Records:
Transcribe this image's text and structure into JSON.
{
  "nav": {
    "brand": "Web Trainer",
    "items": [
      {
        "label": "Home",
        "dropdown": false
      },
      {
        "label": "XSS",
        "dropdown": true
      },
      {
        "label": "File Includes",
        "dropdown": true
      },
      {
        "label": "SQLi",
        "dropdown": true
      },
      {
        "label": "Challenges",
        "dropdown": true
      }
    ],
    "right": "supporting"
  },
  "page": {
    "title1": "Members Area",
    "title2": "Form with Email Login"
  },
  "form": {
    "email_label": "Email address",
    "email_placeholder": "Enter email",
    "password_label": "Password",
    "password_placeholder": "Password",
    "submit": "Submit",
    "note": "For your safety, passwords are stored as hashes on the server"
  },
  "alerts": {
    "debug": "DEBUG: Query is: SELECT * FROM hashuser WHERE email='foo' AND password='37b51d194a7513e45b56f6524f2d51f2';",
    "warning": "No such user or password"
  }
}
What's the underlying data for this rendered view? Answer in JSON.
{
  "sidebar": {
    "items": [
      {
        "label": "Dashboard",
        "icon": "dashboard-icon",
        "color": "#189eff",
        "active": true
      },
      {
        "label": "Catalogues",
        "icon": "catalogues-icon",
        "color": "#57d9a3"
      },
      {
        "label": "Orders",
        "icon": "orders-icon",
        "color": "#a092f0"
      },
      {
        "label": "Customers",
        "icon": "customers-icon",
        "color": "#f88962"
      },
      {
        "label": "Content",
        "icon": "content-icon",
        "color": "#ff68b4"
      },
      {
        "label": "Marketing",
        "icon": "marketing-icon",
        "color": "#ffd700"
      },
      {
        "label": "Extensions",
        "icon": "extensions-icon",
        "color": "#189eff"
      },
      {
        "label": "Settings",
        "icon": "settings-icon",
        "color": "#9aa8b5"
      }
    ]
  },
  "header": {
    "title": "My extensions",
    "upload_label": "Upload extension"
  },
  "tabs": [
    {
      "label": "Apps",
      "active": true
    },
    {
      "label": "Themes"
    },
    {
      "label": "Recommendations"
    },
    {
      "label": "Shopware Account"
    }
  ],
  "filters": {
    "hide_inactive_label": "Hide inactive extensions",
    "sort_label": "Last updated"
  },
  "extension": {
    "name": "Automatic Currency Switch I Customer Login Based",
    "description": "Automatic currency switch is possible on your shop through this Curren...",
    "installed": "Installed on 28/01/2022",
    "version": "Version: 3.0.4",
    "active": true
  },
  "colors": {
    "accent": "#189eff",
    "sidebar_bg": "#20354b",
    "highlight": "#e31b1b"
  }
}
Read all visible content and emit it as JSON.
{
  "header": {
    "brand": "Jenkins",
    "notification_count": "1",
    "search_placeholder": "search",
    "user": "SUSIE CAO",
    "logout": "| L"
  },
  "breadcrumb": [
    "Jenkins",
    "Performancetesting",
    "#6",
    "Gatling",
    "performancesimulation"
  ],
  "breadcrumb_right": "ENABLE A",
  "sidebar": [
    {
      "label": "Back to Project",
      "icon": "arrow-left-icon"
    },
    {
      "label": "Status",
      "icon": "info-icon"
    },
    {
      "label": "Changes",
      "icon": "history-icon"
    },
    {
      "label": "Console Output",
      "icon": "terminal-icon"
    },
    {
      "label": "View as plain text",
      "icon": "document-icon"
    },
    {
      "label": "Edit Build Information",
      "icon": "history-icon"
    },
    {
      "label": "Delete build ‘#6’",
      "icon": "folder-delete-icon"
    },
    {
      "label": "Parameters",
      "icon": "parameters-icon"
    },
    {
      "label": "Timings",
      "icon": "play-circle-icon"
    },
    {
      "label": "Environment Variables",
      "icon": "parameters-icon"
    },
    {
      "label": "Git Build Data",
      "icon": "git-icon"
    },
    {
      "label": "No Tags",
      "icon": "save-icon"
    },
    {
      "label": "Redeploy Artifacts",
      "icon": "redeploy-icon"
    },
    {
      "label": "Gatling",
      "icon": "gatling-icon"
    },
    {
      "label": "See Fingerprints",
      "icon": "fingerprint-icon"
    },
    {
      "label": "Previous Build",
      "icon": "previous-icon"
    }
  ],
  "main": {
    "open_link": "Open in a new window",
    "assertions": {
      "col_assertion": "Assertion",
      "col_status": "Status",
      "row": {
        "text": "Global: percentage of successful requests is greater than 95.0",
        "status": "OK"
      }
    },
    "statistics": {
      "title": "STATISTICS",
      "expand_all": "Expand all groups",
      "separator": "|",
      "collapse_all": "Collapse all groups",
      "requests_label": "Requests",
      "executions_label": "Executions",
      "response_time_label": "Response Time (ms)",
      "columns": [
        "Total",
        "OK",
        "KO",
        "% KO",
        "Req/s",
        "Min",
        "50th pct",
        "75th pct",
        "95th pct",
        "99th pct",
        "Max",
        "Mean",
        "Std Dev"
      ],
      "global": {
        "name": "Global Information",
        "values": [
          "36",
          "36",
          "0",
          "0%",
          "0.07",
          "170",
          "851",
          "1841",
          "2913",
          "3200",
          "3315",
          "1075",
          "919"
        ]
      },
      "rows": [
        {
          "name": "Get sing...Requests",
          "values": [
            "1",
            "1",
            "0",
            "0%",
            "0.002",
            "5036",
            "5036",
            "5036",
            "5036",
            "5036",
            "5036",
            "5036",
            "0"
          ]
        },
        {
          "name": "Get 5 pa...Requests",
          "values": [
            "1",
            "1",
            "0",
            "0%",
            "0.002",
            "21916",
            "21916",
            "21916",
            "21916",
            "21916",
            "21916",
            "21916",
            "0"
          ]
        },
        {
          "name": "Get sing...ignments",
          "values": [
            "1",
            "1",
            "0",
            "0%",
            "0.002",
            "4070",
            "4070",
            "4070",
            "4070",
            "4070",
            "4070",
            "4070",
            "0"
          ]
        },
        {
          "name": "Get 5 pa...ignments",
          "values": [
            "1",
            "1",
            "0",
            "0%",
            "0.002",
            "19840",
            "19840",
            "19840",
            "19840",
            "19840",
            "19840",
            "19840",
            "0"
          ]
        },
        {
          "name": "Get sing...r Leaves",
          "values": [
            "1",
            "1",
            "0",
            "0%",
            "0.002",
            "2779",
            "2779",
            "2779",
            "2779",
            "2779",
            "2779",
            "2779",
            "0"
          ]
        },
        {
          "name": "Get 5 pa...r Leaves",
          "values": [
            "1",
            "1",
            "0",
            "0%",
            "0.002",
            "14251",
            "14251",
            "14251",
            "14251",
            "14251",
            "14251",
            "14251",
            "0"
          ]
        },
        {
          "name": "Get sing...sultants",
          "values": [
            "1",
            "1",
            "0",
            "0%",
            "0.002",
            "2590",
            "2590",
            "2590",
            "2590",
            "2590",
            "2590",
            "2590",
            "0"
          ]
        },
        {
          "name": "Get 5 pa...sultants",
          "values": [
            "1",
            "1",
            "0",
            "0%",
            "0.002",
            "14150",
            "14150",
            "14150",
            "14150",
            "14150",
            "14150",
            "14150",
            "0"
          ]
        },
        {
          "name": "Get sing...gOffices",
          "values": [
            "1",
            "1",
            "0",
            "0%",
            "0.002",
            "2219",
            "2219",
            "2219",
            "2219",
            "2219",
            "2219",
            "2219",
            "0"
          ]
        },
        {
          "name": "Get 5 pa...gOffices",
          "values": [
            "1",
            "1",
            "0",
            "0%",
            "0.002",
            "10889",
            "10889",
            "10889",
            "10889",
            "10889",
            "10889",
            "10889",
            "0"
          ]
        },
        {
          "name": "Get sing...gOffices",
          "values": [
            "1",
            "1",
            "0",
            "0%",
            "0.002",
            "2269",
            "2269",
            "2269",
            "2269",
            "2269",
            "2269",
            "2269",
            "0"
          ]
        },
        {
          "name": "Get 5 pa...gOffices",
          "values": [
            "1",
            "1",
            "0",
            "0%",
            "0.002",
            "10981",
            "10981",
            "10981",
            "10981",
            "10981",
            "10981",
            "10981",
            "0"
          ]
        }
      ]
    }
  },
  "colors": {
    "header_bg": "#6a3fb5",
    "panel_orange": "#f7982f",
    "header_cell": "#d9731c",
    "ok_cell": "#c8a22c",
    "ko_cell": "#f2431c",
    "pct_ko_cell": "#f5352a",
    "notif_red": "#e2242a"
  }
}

WHAT NEEDS TO BE DONE:
Copy out all lines where the word "text" appears.

FULL RESPONSE:
Transcribe this image's text and structure into JSON.
      "label": "View as plain text",
        "text": "Global: percentage of successful requests is greater than 95.0",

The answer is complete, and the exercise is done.